> **Dataset content**:

╭──

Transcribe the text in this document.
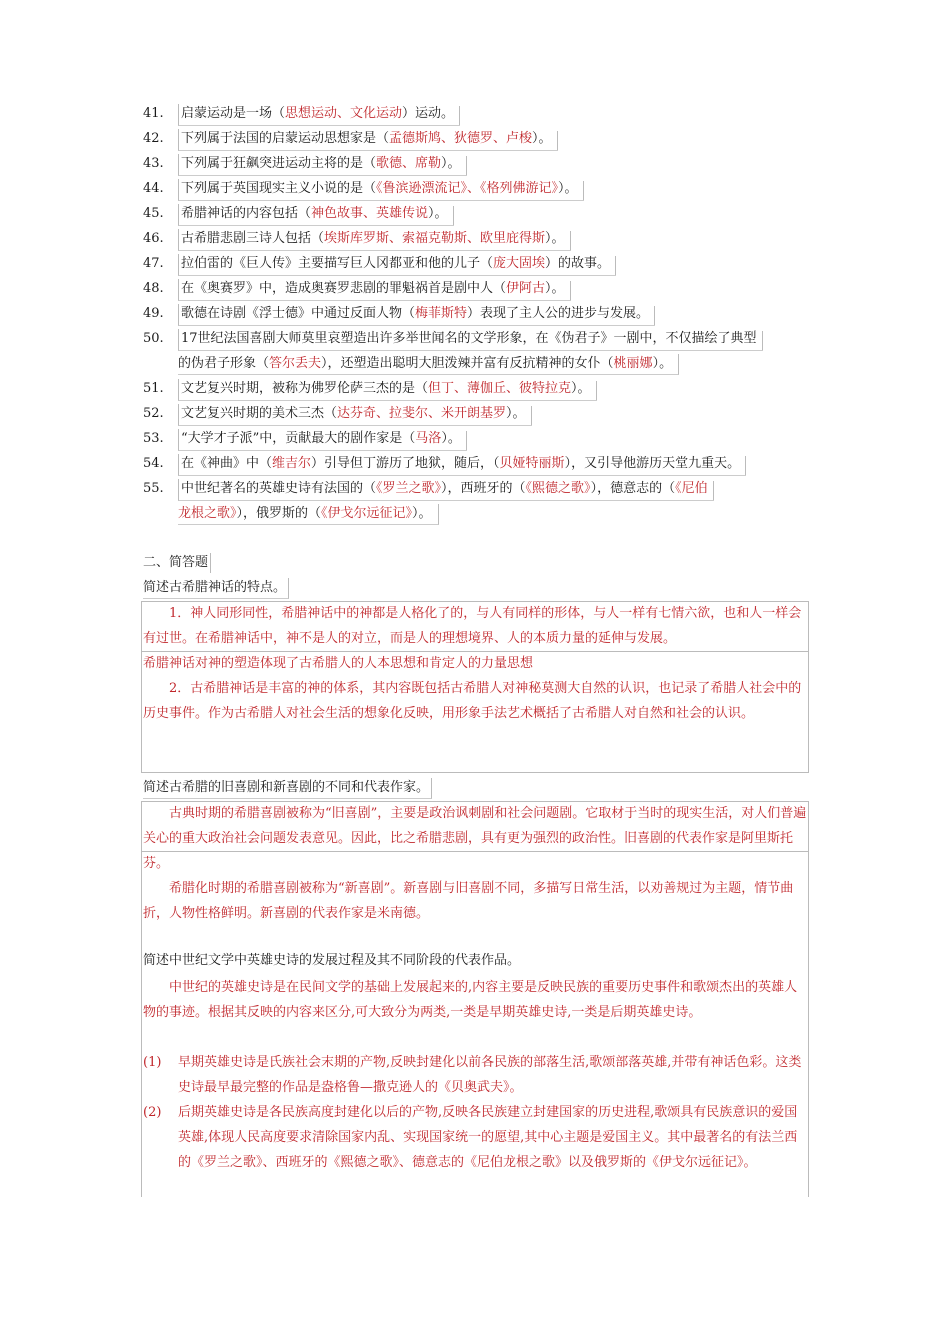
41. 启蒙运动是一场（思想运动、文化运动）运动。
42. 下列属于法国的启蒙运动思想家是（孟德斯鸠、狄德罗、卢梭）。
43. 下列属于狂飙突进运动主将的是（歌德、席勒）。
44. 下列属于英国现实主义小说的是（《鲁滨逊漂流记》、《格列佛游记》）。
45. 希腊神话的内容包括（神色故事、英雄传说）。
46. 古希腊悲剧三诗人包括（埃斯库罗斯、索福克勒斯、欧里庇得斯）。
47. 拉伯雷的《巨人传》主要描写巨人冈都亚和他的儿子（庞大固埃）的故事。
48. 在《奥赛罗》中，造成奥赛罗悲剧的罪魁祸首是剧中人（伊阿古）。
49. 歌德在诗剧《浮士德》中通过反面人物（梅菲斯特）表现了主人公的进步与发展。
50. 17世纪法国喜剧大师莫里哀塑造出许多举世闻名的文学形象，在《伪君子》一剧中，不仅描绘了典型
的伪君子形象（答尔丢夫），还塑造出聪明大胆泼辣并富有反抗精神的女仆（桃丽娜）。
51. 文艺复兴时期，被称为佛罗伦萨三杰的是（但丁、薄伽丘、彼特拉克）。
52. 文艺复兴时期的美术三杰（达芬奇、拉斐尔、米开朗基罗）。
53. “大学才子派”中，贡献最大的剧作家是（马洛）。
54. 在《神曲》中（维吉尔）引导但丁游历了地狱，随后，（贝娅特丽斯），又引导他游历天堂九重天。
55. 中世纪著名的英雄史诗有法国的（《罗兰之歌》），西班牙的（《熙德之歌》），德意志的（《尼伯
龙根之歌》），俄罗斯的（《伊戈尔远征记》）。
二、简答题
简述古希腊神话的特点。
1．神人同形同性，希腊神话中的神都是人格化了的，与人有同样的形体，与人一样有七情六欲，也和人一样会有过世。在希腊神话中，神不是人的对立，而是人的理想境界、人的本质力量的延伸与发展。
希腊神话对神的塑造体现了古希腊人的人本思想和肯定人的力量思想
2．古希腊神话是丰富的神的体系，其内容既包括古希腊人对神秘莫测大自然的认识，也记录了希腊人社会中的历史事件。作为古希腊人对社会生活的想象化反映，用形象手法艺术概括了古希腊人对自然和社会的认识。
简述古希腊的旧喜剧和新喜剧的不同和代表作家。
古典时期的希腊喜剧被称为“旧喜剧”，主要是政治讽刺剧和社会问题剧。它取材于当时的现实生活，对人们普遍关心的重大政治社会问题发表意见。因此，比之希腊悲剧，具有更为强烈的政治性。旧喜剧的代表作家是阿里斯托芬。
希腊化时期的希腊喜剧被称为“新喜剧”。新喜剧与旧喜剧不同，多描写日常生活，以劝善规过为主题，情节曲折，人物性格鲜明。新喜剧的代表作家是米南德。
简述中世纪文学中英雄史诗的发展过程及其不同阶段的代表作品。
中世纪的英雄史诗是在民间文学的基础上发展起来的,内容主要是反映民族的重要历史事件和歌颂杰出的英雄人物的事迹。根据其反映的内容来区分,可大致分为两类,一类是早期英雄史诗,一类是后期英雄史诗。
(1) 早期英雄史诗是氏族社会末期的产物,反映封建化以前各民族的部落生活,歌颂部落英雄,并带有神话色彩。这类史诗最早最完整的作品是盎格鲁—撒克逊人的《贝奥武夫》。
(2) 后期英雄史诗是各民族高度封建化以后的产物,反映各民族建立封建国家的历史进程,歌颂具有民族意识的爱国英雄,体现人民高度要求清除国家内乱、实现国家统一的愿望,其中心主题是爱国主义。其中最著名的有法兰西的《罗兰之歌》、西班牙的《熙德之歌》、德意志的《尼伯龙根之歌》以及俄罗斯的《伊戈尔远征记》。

╰──

> **Given exercise**:
Return the records exactly. Don't carry the pictures over.

> **Task response**:
Transcribe the text in this document.
41. 启蒙运动是一场（思想运动、文化运动）运动。
42. 下列属于法国的启蒙运动思想家是（孟德斯鸠、狄德罗、卢梭）。
43. 下列属于狂飙突进运动主将的是（歌德、席勒）。
44. 下列属于英国现实主义小说的是（《鲁滨逊漂流记》、《格列佛游记》）。
45. 希腊神话的内容包括（神色故事、英雄传说）。
46. 古希腊悲剧三诗人包括（埃斯库罗斯、索福克勒斯、欧里庇得斯）。
47. 拉伯雷的《巨人传》主要描写巨人冈都亚和他的儿子（庞大固埃）的故事。
48. 在《奥赛罗》中，造成奥赛罗悲剧的罪魁祸首是剧中人（伊阿古）。
49. 歌德在诗剧《浮士德》中通过反面人物（梅菲斯特）表现了主人公的进步与发展。
50. 17世纪法国喜剧大师莫里哀塑造出许多举世闻名的文学形象，在《伪君子》一剧中，不仅描绘了典型
的伪君子形象（答尔丢夫），还塑造出聪明大胆泼辣并富有反抗精神的女仆（桃丽娜）。
51. 文艺复兴时期，被称为佛罗伦萨三杰的是（但丁、薄伽丘、彼特拉克）。
52. 文艺复兴时期的美术三杰（达芬奇、拉斐尔、米开朗基罗）。
53. “大学才子派”中，贡献最大的剧作家是（马洛）。
54. 在《神曲》中（维吉尔）引导但丁游历了地狱，随后，（贝娅特丽斯），又引导他游历天堂九重天。
55. 中世纪著名的英雄史诗有法国的（《罗兰之歌》），西班牙的（《熙德之歌》），德意志的（《尼伯
龙根之歌》），俄罗斯的（《伊戈尔远征记》）。
二、简答题
简述古希腊神话的特点。
1．神人同形同性，希腊神话中的神都是人格化了的，与人有同样的形体，与人一样有七情六欲，也和人一样会有过世。在希腊神话中，神不是人的对立，而是人的理想境界、人的本质力量的延伸与发展。
希腊神话对神的塑造体现了古希腊人的人本思想和肯定人的力量思想
2．古希腊神话是丰富的神的体系，其内容既包括古希腊人对神秘莫测大自然的认识，也记录了希腊人社会中的历史事件。作为古希腊人对社会生活的想象化反映，用形象手法艺术概括了古希腊人对自然和社会的认识。
简述古希腊的旧喜剧和新喜剧的不同和代表作家。
古典时期的希腊喜剧被称为“旧喜剧”，主要是政治讽刺剧和社会问题剧。它取材于当时的现实生活，对人们普遍关心的重大政治社会问题发表意见。因此，比之希腊悲剧，具有更为强烈的政治性。旧喜剧的代表作家是阿里斯托芬。
希腊化时期的希腊喜剧被称为“新喜剧”。新喜剧与旧喜剧不同，多描写日常生活，以劝善规过为主题，情节曲折，人物性格鲜明。新喜剧的代表作家是米南德。
简述中世纪文学中英雄史诗的发展过程及其不同阶段的代表作品。
中世纪的英雄史诗是在民间文学的基础上发展起来的,内容主要是反映民族的重要历史事件和歌颂杰出的英雄人物的事迹。根据其反映的内容来区分,可大致分为两类,一类是早期英雄史诗,一类是后期英雄史诗。
(1) 早期英雄史诗是氏族社会末期的产物,反映封建化以前各民族的部落生活,歌颂部落英雄,并带有神话色彩。这类史诗最早最完整的作品是盎格鲁—撒克逊人的《贝奥武夫》。
(2) 后期英雄史诗是各民族高度封建化以后的产物,反映各民族建立封建国家的历史进程,歌颂具有民族意识的爱国英雄,体现人民高度要求清除国家内乱、实现国家统一的愿望,其中心主题是爱国主义。其中最著名的有法兰西的《罗兰之歌》、西班牙的《熙德之歌》、德意志的《尼伯龙根之歌》以及俄罗斯的《伊戈尔远征记》。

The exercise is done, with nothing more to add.